Task description —
Every line with the string "канала" should be gathered.

(Items from a data source)
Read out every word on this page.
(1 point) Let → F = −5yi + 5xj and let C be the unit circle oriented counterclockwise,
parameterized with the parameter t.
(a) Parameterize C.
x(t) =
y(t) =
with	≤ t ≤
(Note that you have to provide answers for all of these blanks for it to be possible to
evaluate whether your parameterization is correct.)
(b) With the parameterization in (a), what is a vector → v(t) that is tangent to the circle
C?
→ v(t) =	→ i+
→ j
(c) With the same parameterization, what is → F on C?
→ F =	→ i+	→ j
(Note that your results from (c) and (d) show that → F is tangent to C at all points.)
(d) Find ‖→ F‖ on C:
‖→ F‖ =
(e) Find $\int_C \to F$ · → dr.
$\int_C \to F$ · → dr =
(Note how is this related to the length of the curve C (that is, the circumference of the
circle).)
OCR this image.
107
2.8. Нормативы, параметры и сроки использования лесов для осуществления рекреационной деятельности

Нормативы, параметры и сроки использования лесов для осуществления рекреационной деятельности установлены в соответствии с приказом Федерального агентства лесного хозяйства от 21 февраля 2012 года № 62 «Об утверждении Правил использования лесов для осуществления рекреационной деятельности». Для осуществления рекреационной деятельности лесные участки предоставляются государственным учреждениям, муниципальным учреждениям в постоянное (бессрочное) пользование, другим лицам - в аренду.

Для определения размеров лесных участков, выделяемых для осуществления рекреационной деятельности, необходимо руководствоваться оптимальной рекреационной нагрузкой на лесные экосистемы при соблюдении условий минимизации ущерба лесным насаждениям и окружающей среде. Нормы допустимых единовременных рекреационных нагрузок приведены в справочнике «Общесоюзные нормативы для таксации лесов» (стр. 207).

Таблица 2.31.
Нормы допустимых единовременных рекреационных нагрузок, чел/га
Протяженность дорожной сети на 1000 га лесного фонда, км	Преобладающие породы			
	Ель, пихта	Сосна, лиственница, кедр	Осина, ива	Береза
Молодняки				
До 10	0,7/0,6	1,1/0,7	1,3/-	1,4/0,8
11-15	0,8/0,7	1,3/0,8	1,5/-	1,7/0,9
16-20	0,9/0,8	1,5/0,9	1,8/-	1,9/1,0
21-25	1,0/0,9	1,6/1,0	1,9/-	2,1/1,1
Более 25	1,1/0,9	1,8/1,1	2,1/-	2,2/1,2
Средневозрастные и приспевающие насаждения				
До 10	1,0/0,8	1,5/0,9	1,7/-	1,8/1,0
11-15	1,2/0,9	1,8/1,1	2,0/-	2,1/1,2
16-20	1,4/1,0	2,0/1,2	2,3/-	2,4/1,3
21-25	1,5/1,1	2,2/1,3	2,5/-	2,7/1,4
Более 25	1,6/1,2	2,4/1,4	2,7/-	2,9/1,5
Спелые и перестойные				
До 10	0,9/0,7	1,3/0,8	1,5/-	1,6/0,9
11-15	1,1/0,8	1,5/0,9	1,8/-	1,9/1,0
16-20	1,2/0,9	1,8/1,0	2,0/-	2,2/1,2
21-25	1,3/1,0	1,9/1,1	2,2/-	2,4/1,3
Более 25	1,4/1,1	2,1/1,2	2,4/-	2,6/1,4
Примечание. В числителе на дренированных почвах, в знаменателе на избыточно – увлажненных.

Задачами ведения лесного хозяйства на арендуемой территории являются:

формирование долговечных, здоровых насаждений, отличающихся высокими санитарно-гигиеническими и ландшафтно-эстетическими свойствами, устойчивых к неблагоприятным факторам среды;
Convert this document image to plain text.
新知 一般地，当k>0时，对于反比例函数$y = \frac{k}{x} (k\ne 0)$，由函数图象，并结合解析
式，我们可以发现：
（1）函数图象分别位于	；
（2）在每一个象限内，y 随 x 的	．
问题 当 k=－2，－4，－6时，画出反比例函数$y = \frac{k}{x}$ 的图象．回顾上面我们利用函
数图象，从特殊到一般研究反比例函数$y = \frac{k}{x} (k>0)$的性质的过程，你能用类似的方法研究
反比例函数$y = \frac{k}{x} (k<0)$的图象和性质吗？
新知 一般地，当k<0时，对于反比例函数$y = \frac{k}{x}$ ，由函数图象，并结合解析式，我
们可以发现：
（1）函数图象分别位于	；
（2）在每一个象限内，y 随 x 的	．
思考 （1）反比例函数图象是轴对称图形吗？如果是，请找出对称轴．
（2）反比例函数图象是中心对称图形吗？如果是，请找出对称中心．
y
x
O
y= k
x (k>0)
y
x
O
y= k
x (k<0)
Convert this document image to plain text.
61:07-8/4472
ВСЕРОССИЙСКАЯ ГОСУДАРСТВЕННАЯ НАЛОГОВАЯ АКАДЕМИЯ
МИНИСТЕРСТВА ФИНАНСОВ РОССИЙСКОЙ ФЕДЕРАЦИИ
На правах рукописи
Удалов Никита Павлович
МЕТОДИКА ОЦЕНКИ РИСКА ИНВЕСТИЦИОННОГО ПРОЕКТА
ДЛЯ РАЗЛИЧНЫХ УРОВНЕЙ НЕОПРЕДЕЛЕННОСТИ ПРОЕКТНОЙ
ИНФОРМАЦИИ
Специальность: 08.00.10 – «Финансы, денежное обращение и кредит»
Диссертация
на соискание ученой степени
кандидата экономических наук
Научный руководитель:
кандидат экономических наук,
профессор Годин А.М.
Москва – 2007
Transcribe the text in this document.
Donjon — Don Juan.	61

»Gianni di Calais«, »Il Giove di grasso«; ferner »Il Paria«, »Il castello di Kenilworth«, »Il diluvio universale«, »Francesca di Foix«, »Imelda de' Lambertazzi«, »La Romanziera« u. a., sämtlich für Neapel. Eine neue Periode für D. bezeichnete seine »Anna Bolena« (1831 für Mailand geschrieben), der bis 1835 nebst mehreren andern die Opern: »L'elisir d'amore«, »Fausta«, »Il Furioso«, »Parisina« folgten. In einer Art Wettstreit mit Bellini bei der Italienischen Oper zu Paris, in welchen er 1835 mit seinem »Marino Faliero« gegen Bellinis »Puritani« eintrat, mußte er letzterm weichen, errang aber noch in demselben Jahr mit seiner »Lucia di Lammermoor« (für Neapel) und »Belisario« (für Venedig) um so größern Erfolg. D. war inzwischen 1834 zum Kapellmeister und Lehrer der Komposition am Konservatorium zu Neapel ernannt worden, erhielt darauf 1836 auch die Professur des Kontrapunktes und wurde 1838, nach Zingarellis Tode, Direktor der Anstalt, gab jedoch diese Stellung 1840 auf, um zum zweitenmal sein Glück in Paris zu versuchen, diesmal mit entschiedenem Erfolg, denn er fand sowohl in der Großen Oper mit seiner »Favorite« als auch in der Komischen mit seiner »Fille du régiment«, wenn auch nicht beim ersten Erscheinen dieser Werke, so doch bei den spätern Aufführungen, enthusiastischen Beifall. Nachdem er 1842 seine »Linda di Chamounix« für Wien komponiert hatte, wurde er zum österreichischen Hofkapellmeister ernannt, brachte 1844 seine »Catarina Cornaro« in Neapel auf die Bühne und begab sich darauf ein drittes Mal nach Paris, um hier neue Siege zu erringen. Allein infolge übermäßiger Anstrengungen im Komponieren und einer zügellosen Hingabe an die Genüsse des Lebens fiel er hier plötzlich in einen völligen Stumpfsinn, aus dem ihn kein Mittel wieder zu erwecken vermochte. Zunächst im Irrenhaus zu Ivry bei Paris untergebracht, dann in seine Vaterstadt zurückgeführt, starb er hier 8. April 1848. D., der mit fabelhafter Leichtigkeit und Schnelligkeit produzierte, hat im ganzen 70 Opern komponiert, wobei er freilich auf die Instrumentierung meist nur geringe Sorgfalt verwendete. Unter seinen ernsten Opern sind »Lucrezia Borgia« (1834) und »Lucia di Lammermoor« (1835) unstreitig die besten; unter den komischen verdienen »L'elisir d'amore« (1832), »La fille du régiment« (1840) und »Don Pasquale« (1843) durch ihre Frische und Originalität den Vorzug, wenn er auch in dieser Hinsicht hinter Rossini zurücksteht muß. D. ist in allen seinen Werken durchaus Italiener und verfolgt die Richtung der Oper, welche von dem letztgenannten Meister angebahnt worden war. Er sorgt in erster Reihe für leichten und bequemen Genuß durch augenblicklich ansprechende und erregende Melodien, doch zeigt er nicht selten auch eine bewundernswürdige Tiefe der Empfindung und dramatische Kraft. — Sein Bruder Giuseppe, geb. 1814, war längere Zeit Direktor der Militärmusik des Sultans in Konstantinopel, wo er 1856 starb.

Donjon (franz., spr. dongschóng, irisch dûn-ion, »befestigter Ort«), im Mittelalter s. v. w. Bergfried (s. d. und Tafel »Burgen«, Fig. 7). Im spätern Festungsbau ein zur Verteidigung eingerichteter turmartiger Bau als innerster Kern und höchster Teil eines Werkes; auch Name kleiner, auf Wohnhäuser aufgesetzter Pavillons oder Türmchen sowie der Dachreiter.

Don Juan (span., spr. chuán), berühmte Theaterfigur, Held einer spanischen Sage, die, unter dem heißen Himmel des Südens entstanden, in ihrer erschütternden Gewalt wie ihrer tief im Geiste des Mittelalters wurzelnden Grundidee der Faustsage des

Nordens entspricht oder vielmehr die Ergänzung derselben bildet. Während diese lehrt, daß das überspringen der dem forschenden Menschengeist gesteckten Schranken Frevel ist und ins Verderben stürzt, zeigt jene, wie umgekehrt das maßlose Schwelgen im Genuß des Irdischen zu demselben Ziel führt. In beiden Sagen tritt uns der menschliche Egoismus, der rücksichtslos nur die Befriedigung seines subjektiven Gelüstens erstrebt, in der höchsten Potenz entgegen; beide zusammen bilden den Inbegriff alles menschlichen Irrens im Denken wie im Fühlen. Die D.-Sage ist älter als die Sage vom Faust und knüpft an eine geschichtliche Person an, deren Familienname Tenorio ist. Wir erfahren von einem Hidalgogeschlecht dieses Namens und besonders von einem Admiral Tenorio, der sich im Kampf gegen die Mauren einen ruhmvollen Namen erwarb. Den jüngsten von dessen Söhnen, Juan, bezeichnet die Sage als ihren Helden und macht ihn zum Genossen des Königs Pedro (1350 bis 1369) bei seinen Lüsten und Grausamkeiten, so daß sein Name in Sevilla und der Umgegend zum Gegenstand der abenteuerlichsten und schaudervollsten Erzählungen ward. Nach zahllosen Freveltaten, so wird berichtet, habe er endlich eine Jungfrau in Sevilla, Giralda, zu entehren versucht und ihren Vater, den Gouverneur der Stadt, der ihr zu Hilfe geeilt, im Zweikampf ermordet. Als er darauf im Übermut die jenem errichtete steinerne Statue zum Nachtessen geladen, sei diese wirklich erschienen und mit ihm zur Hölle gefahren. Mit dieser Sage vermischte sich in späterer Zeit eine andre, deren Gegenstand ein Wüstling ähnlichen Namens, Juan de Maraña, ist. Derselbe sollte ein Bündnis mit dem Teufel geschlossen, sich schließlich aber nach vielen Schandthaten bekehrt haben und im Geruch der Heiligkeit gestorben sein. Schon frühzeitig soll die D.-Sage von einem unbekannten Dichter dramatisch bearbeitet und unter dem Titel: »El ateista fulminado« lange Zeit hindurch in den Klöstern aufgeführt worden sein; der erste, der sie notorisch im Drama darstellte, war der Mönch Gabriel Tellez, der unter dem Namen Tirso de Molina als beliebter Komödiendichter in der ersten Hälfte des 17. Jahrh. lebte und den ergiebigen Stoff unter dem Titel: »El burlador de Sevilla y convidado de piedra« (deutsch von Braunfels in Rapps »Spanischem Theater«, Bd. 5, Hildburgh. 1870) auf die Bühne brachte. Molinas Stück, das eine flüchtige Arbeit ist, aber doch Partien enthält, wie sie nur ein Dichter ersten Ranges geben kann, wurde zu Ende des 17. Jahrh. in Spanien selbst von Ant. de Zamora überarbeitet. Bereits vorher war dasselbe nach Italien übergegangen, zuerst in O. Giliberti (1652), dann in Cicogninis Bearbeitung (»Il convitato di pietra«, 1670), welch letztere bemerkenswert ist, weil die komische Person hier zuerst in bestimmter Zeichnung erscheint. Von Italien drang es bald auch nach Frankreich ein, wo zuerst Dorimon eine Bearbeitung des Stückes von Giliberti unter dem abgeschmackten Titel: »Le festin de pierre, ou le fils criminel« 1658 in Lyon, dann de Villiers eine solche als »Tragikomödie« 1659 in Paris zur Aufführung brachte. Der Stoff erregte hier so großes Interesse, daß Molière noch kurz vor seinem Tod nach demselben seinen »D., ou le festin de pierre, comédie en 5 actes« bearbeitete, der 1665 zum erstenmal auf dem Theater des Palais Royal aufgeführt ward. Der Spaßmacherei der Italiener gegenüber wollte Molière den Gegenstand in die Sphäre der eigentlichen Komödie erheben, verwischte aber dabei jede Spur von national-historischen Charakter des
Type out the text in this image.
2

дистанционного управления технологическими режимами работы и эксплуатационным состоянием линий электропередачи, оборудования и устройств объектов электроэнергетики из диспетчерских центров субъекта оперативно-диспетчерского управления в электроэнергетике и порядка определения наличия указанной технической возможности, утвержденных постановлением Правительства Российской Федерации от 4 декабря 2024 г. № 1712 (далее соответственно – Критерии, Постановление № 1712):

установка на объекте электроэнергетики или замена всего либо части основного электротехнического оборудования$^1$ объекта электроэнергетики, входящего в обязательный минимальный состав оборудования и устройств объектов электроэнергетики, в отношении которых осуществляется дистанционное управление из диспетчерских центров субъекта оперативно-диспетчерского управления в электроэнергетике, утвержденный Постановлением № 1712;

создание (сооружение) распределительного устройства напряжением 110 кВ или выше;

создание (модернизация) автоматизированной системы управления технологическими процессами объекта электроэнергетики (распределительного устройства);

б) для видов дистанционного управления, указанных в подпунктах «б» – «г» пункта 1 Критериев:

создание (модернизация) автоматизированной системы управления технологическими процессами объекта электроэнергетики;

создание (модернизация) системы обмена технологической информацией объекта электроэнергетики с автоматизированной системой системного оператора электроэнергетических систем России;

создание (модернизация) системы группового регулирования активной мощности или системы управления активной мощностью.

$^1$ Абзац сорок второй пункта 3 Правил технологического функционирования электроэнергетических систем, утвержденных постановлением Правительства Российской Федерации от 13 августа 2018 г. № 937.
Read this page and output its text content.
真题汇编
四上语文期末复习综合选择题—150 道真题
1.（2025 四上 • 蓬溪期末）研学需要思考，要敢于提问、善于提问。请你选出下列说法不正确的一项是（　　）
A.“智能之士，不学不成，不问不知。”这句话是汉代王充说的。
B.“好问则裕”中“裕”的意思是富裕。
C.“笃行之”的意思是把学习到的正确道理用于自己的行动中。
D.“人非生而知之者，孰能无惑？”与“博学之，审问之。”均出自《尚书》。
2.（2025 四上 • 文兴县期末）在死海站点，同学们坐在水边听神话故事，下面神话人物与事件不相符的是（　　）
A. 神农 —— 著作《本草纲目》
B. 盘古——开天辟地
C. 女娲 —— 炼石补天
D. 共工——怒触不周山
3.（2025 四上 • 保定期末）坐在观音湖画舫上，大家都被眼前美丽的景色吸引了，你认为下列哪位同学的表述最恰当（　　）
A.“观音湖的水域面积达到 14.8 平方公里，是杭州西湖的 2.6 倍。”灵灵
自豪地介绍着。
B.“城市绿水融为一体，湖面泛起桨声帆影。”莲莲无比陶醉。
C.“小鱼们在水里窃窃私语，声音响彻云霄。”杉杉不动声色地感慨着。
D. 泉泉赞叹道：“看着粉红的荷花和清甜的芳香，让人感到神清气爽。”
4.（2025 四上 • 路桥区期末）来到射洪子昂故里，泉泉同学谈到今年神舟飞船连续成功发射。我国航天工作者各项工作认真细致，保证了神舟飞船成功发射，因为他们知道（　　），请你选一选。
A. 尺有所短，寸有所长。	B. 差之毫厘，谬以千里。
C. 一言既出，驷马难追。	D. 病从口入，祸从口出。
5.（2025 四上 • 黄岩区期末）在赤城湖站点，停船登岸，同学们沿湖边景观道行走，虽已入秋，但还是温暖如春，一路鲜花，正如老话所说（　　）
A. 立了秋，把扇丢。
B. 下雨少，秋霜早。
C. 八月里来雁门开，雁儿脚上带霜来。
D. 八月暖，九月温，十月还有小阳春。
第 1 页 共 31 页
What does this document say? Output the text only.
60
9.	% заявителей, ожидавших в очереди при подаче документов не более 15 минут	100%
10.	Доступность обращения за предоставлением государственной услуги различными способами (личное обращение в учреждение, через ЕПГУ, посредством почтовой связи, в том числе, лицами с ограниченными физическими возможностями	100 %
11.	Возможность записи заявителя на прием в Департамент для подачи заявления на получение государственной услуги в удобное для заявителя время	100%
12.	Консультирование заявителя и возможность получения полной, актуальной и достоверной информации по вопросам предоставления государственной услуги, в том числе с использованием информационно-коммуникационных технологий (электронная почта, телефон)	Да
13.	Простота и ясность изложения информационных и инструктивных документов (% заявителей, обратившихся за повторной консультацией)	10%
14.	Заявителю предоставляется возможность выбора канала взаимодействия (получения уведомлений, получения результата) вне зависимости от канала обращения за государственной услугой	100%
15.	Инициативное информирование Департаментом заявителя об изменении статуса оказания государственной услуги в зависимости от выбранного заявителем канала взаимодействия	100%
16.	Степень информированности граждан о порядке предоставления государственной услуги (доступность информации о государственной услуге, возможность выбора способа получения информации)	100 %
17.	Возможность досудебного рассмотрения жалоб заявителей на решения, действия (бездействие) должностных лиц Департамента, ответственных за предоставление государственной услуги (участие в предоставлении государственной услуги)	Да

Written response —
14.	Заявителю предоставляется возможность выбора канала взаимодействия (получения уведомлений, получения результата) вне зависимости от канала обращения за государственной услугой	100%
15.	Инициативное информирование Департаментом заявителя об изменении статуса оказания государственной услуги в зависимости от выбранного заявителем канала взаимодействия	100%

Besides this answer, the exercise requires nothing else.